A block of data
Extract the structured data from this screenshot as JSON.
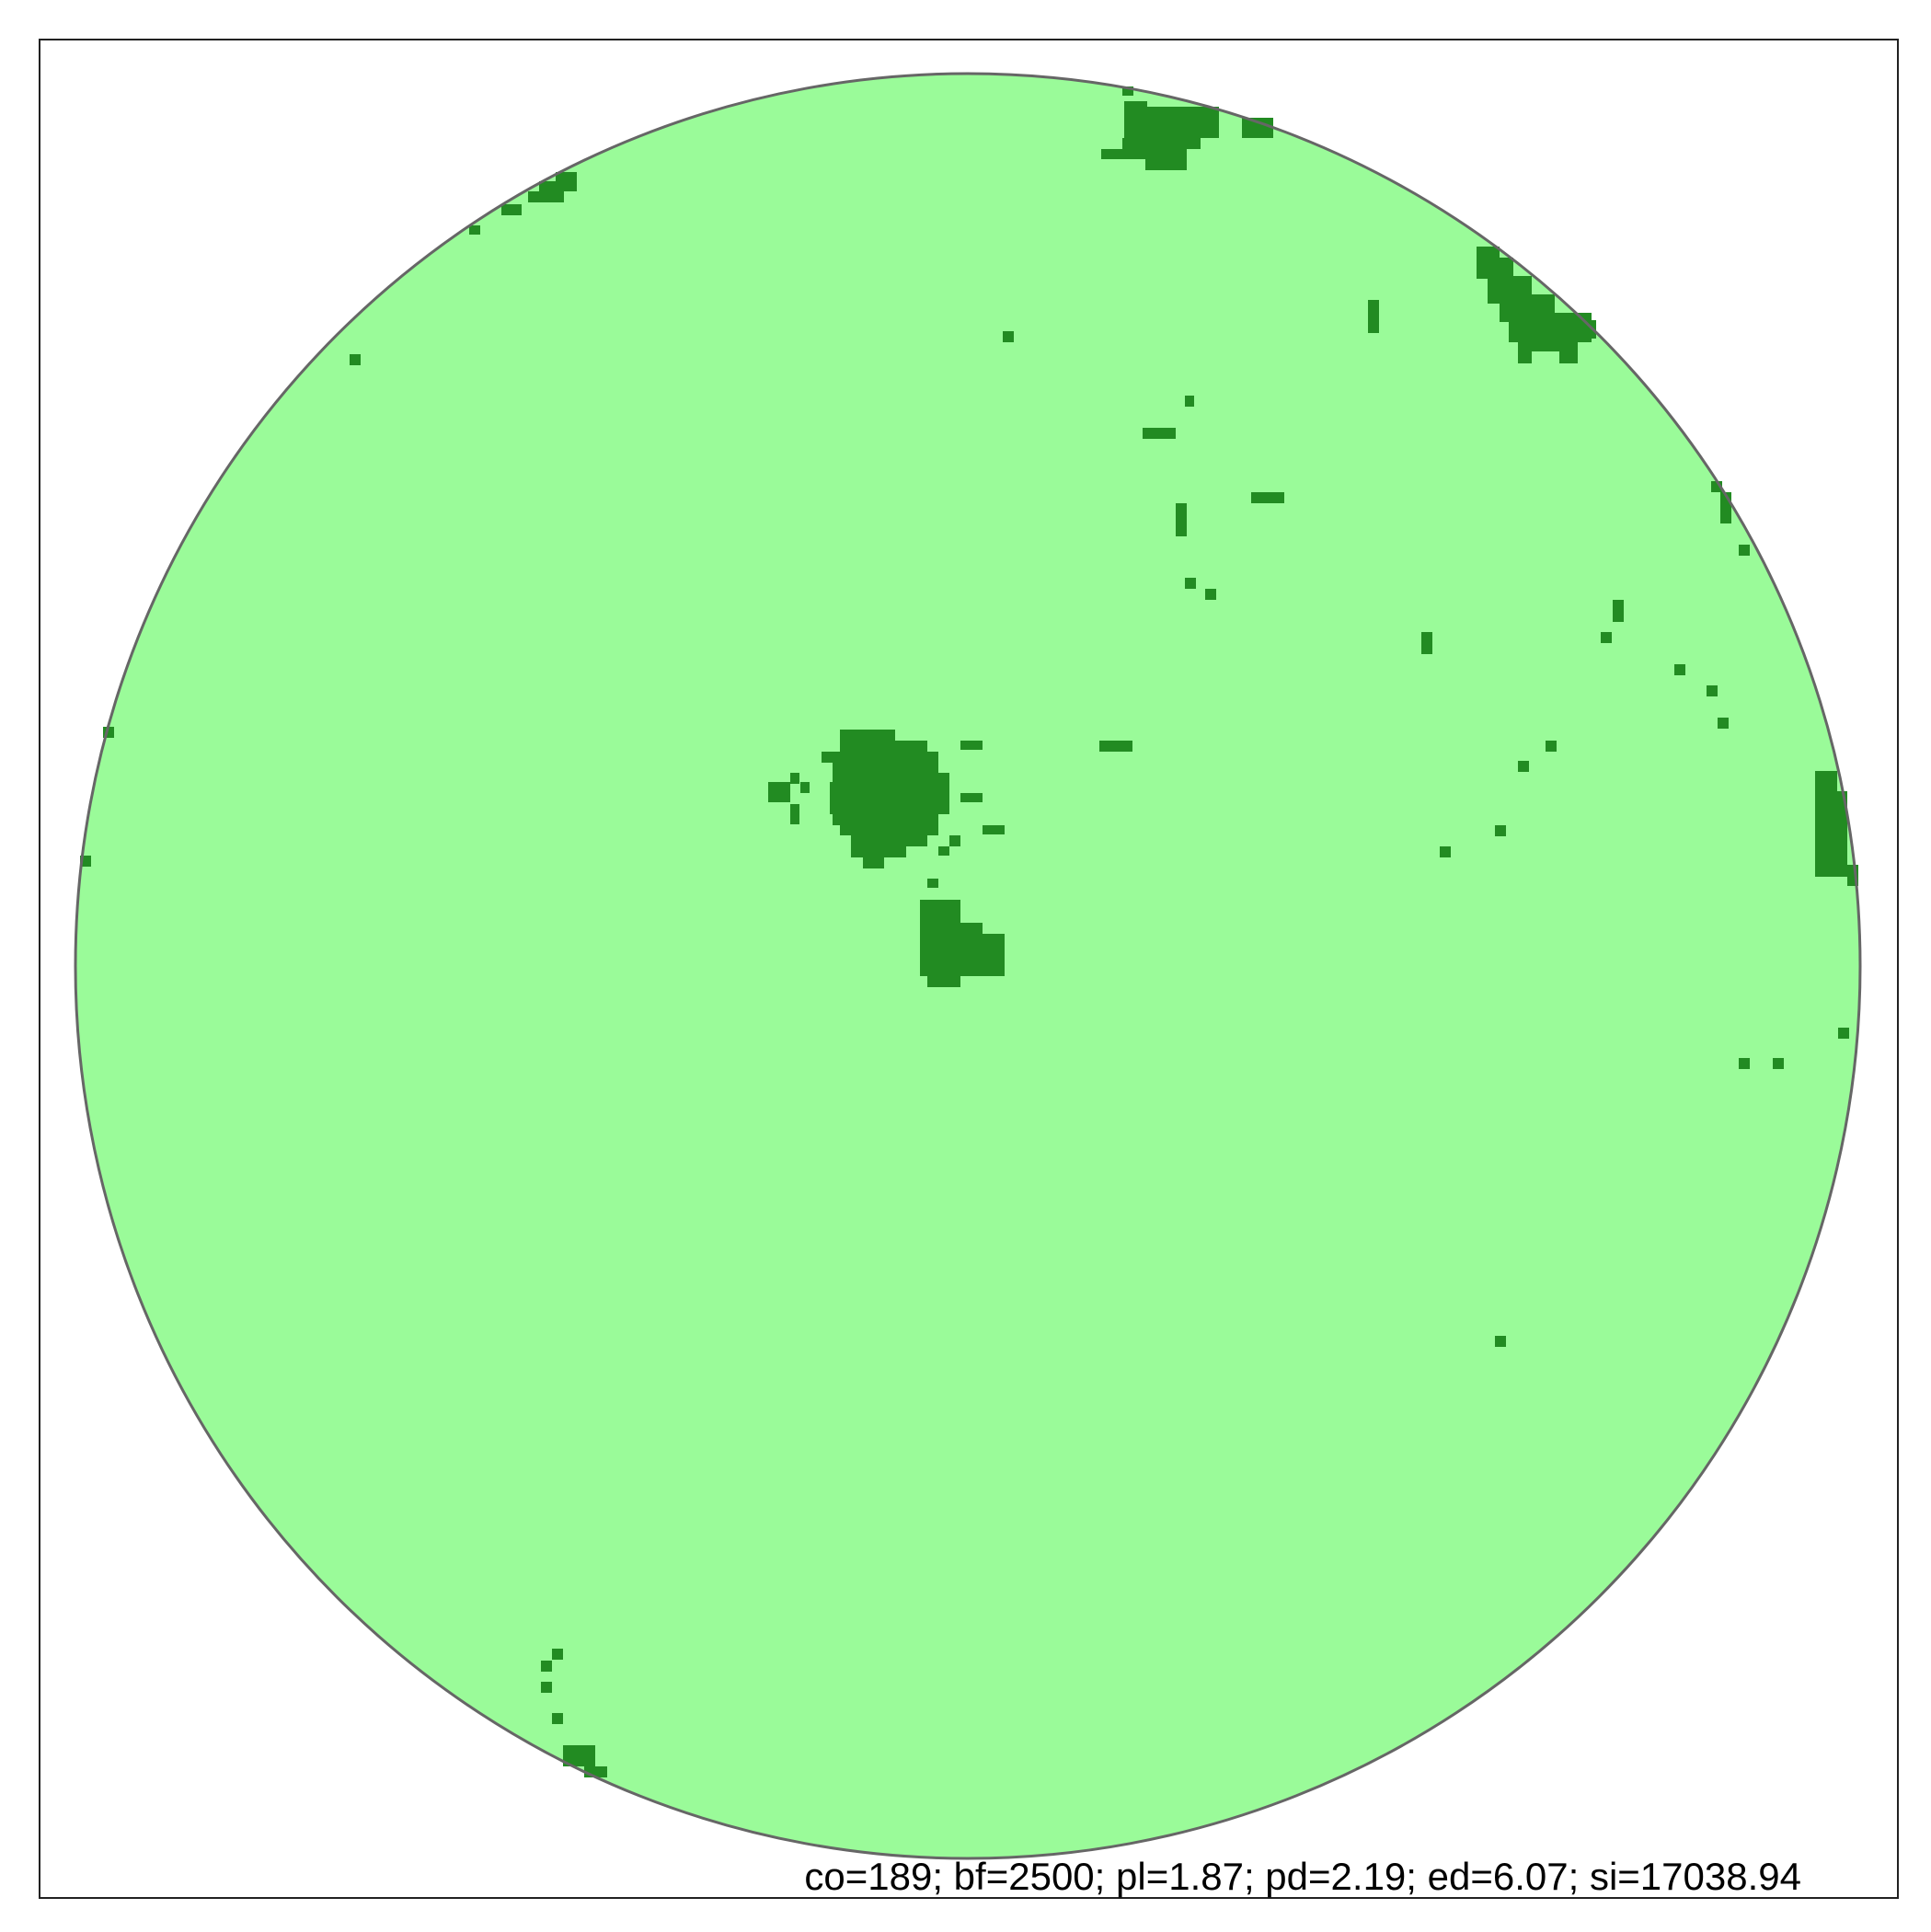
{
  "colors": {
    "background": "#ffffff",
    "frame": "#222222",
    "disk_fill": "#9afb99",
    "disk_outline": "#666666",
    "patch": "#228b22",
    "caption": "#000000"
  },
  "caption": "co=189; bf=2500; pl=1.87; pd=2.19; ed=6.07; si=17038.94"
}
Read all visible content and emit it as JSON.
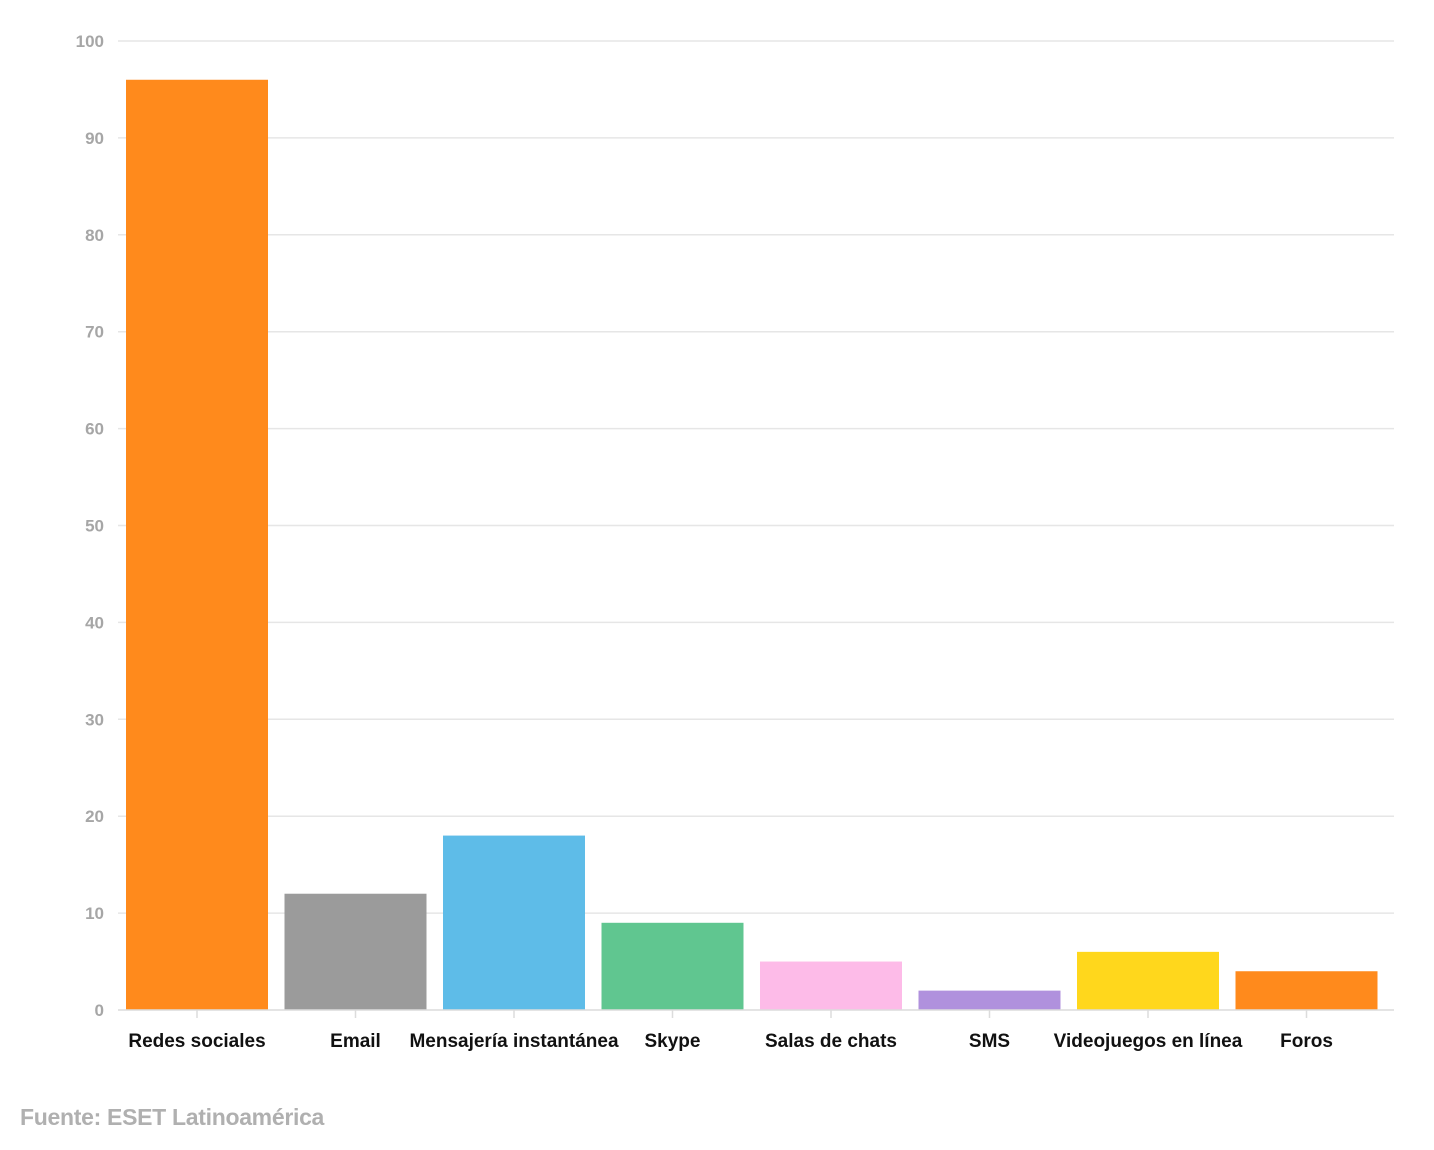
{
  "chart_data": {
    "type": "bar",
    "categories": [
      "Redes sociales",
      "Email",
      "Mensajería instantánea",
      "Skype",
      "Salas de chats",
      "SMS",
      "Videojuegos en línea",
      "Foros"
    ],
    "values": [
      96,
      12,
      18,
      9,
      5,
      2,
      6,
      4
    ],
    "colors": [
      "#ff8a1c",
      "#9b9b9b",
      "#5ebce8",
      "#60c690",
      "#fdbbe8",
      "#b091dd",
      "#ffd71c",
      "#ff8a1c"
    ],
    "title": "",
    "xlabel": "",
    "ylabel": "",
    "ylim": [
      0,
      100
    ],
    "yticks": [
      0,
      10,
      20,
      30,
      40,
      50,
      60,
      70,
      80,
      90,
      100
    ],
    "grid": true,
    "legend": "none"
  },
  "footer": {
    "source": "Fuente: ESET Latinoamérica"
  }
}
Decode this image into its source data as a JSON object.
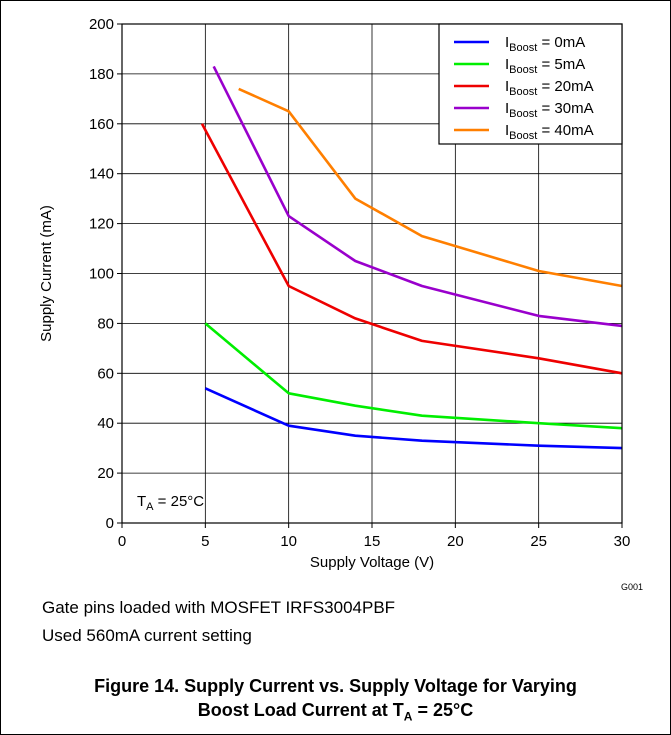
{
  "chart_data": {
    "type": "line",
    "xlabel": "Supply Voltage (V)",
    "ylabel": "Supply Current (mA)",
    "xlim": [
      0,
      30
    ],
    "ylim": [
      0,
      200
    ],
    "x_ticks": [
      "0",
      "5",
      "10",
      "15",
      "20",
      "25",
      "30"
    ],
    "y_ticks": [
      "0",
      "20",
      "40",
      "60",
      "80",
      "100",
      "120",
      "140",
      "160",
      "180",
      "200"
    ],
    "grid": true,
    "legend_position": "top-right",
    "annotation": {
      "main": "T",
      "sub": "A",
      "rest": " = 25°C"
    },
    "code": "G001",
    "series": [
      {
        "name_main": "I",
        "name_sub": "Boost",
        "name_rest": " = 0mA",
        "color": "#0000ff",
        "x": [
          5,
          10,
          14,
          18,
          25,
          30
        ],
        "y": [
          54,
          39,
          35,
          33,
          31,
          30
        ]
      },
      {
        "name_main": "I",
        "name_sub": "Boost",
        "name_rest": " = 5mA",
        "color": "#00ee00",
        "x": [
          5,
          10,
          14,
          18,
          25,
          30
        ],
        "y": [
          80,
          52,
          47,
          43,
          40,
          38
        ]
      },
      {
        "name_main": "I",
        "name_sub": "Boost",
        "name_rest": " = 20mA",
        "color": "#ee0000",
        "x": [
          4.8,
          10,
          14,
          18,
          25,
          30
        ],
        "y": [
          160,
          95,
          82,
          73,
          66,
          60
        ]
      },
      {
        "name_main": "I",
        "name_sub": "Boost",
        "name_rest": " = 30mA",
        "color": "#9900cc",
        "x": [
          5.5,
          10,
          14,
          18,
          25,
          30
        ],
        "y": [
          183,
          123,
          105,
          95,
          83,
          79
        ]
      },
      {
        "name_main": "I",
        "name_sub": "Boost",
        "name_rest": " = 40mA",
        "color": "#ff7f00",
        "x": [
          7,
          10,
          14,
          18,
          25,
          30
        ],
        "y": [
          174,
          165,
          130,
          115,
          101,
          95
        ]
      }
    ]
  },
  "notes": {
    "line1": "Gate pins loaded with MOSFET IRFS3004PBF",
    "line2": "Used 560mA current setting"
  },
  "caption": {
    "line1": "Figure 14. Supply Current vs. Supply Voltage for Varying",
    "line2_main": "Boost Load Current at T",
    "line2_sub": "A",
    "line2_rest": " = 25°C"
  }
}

*Prompt:* Collect the lines of the data that carry the word "caption".

*Result:*
    "caption": "#000000"
  "caption": "co=189; bf=2500; pl=1.87; pd=2.19; ed=6.07; si=17038.94"
  "caption": {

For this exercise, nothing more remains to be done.